**The problem**
Write out each line of the material again, word for word.

**Material provided**
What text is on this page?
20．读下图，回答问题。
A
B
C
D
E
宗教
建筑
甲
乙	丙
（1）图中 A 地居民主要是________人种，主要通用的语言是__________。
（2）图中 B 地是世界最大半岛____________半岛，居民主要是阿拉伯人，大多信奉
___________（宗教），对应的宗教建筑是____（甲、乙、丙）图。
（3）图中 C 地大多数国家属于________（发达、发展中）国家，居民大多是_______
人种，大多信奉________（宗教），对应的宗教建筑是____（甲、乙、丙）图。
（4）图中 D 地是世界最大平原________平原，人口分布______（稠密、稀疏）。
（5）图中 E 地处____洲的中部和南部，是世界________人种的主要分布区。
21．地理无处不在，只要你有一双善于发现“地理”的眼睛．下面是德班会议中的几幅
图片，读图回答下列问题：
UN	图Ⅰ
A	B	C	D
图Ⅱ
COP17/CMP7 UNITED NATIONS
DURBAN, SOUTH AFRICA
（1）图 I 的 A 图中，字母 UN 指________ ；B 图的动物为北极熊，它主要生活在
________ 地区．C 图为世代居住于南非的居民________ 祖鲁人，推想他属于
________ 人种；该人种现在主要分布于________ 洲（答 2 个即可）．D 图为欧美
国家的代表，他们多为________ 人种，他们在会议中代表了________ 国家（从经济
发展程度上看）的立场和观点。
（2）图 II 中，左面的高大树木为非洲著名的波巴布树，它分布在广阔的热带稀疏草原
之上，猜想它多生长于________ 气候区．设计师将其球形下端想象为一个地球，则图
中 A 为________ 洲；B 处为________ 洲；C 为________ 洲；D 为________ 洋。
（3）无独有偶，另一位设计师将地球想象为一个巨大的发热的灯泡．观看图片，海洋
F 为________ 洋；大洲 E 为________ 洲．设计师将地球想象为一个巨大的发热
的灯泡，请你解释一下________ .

**Result for this exercise**
What text is on this page?
20．读下图，回答问题。
A
B
C
D
E
宗教
建筑
甲
乙	丙
（1）图中 A 地居民主要是________人种，主要通用的语言是__________。
（2）图中 B 地是世界最大半岛____________半岛，居民主要是阿拉伯人，大多信奉
___________（宗教），对应的宗教建筑是____（甲、乙、丙）图。
（3）图中 C 地大多数国家属于________（发达、发展中）国家，居民大多是_______
人种，大多信奉________（宗教），对应的宗教建筑是____（甲、乙、丙）图。
（4）图中 D 地是世界最大平原________平原，人口分布______（稠密、稀疏）。
（5）图中 E 地处____洲的中部和南部，是世界________人种的主要分布区。
21．地理无处不在，只要你有一双善于发现“地理”的眼睛．下面是德班会议中的几幅
图片，读图回答下列问题：
UN	图Ⅰ
A	B	C	D
图Ⅱ
COP17/CMP7 UNITED NATIONS
DURBAN, SOUTH AFRICA
（1）图 I 的 A 图中，字母 UN 指________ ；B 图的动物为北极熊，它主要生活在
________ 地区．C 图为世代居住于南非的居民________ 祖鲁人，推想他属于
________ 人种；该人种现在主要分布于________ 洲（答 2 个即可）．D 图为欧美
国家的代表，他们多为________ 人种，他们在会议中代表了________ 国家（从经济
发展程度上看）的立场和观点。
（2）图 II 中，左面的高大树木为非洲著名的波巴布树，它分布在广阔的热带稀疏草原
之上，猜想它多生长于________ 气候区．设计师将其球形下端想象为一个地球，则图
中 A 为________ 洲；B 处为________ 洲；C 为________ 洲；D 为________ 洋。
（3）无独有偶，另一位设计师将地球想象为一个巨大的发热的灯泡．观看图片，海洋
F 为________ 洋；大洲 E 为________ 洲．设计师将地球想象为一个巨大的发热
的灯泡，请你解释一下________ .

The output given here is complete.